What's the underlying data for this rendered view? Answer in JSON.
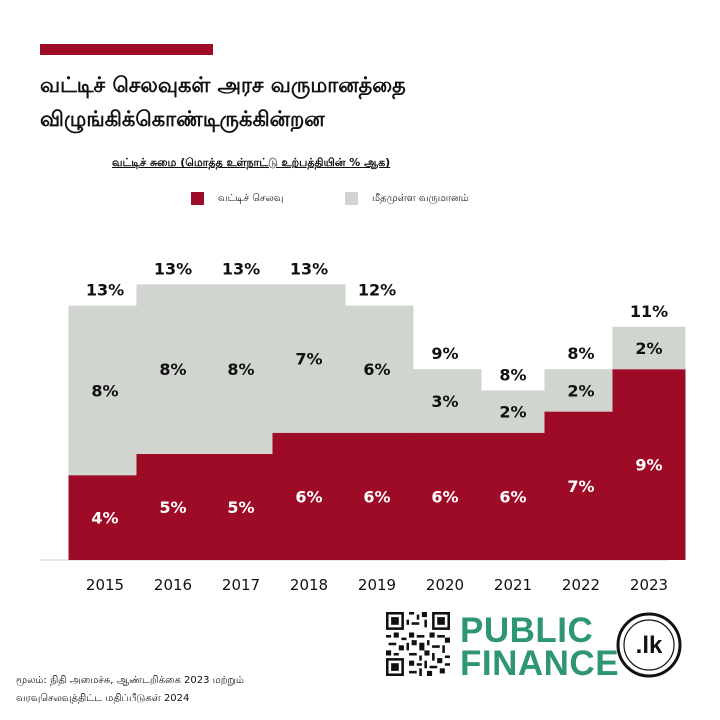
{
  "title": "வட்டிச் செலவுகள் அரச வருமானத்தை விழுங்கிக்கொண்டிருக்கின்றன",
  "subtitle": "வட்டிச் சுமை (மொத்த உள்நாட்டு உற்பத்தியின் % ஆக)",
  "legend": {
    "interest": "வட்டிச் செலவு",
    "remaining": "மீதமுள்ள வருமானம்"
  },
  "colors": {
    "interest": "#9e0b27",
    "remaining": "#d0d5cf",
    "brand": "#2e9670",
    "accent": "#9e0b27"
  },
  "chart_data": {
    "type": "bar",
    "stacked": true,
    "categories": [
      "2015",
      "2016",
      "2017",
      "2018",
      "2019",
      "2020",
      "2021",
      "2022",
      "2023"
    ],
    "series": [
      {
        "name": "வட்டிச் செலவு",
        "values": [
          4,
          5,
          5,
          6,
          6,
          6,
          6,
          7,
          9
        ],
        "labels": [
          "4%",
          "5%",
          "5%",
          "6%",
          "6%",
          "6%",
          "6%",
          "7%",
          "9%"
        ]
      },
      {
        "name": "மீதமுள்ள வருமானம்",
        "values": [
          8,
          8,
          8,
          7,
          6,
          3,
          2,
          2,
          2
        ],
        "labels": [
          "8%",
          "8%",
          "8%",
          "7%",
          "6%",
          "3%",
          "2%",
          "2%",
          "2%"
        ]
      }
    ],
    "totals": [
      "13%",
      "13%",
      "13%",
      "13%",
      "12%",
      "9%",
      "8%",
      "8%",
      "11%"
    ],
    "legend_position": "top",
    "grid": false
  },
  "source": {
    "line1": "மூலம்: நிதி அமைச்சு, ஆண்டறிக்கை 2023 மற்றும்",
    "line2": "வரவுசெலவுத்திட்ட மதிப்பீடுகள் 2024"
  },
  "brand": {
    "line1": "PUBLIC",
    "line2": "FINANCE",
    "badge": ".lk"
  },
  "icons": {
    "qr": "qr-code-icon"
  }
}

• **TASK INSTRUCTIONS**:
Select the lines that carry the string "remaining" and copy them.

• **FINISHED ANSWER**:
    "remaining": "மீதமுள்ள வருமானம்"
    "remaining": "#d0d5cf",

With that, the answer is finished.